*Extrait du document*:
- - - - -

Malgré cette défaite les Confédérés ont pu conserver le Tessin grâce à Schiner. Toutefois, la position du cardinal en fut durablement affaiblie à Rome comme en Valais.

Illustration 15: Huldrych Zwingli

Mätthäus Schiner dut quitter définitivement le Valais en 1517 à cause du conflit qui divisait les Valaisans. Il s’est d’abord enfui à Zurich où il s’est fort bien entendu avec le réformateur Huldrych Zwingli, peut-être parce que celuici aussi avait fait une carrière glorieuse alors qu’il n’était qu’un fils de paysans de montagne. Mais comme Zwingli était un réformateur, il n’a pas pu devenir cardinal.

II.3 Politicien européen

Illustration 16: L’empereur Charles V

Jamais cependant le combatif Matthäus Schiner n’a perdu de vue son objectif de conduire les Confédérés dans une alliance avec le Pape et d’unifier l’Italie sous la conduite du Vatican tout en la libérant des Français. En 1519 il a soutenu avec succès l’élection de Charles V de Habsbourg comme empereur romain germanique. Deux ans plus tard, il a reconquis avec l’aide des Confédérés la ville de Milan.

- - - - -

*Données extraites*:
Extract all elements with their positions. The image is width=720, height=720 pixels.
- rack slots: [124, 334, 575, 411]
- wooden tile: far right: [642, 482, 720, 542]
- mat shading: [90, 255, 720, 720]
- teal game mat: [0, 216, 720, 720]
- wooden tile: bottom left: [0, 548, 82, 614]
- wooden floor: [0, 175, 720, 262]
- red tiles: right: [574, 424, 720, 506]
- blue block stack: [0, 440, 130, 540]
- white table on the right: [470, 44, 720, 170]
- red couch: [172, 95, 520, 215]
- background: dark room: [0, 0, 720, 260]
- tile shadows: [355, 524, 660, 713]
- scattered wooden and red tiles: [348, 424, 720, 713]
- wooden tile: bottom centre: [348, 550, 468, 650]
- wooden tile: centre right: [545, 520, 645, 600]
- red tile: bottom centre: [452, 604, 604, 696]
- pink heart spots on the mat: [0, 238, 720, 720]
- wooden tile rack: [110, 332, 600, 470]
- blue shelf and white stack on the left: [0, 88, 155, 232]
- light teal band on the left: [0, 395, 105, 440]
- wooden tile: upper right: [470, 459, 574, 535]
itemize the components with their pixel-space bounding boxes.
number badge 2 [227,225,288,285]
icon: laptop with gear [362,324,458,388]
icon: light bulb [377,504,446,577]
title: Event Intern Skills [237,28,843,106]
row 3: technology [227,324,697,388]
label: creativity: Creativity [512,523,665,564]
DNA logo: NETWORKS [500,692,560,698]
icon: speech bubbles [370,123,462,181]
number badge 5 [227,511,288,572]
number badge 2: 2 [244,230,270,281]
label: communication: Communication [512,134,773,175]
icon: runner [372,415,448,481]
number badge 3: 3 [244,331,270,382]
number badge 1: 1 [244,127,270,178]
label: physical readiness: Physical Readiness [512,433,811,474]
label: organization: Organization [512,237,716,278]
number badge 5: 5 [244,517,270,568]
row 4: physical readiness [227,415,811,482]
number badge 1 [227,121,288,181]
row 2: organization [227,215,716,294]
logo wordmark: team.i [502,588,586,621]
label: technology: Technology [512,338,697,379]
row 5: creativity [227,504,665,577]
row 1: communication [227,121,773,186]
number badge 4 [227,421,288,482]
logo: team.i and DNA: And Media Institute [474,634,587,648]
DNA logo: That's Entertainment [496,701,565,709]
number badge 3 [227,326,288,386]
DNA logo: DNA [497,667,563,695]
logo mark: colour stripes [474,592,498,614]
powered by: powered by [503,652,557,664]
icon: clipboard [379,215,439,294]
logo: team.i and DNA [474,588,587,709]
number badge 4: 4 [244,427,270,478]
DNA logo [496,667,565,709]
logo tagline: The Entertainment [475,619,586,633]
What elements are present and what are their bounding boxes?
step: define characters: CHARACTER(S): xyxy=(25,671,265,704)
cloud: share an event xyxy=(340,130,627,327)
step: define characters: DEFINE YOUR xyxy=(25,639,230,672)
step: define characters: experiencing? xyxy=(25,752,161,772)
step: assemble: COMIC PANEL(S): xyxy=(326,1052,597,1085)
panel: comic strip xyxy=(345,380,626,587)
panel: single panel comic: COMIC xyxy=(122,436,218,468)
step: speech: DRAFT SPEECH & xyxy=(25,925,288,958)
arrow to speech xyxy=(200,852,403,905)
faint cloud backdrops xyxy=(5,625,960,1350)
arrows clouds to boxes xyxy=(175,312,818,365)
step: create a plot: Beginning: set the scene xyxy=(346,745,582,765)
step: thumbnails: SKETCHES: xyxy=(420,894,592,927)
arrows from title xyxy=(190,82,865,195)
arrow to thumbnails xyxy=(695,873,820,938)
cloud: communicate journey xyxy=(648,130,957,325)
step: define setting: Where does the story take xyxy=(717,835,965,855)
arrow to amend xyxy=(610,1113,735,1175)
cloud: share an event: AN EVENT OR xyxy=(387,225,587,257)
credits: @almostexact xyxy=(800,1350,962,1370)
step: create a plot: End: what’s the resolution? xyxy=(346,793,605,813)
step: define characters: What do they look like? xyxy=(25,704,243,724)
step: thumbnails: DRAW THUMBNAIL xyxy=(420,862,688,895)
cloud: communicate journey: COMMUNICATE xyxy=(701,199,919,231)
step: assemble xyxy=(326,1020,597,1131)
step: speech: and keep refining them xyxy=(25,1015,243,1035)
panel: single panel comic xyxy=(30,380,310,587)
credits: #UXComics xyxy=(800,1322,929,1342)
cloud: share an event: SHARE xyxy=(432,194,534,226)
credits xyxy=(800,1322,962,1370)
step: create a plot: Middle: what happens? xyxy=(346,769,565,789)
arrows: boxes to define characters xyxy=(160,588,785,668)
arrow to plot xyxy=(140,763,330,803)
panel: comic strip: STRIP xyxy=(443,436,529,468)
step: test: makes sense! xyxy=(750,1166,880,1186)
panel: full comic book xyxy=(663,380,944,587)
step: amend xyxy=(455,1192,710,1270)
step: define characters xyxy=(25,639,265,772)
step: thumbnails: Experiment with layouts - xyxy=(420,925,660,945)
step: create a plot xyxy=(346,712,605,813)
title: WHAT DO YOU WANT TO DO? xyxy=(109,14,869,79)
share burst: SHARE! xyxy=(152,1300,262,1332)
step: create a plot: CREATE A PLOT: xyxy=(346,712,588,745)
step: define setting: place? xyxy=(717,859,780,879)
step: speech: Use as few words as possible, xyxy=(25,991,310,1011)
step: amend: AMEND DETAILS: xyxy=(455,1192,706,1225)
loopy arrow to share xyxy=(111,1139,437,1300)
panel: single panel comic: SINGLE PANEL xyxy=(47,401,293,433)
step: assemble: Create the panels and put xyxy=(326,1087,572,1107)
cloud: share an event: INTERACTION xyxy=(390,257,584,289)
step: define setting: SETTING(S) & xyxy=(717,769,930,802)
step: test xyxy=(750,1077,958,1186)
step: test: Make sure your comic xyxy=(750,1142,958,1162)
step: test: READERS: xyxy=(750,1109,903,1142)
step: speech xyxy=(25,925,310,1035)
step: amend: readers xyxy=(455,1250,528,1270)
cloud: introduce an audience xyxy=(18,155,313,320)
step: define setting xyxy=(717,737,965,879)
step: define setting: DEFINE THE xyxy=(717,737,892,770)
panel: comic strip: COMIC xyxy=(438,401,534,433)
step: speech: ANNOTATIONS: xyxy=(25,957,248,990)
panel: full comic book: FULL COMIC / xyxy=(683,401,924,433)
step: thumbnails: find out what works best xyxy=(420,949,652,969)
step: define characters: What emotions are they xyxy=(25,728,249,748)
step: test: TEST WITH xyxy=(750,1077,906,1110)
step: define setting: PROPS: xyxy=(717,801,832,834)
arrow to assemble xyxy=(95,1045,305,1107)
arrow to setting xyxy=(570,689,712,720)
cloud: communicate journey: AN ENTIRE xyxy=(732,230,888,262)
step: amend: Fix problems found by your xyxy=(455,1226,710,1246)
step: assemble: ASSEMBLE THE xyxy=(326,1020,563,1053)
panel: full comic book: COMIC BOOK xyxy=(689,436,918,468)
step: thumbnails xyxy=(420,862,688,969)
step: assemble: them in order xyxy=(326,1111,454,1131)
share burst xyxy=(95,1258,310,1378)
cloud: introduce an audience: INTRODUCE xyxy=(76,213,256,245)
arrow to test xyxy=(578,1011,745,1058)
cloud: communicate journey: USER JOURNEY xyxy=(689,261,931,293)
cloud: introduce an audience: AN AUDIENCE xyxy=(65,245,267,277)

- - - - -

*À faire*: Selon l'extrait sur le cardinal Schiner, en quelle année Schiner a-t-il dû quitter définitivement le Valais ? Le matériel n'intervient pas dans cet exercice.

*Réponse complète*: En 1517.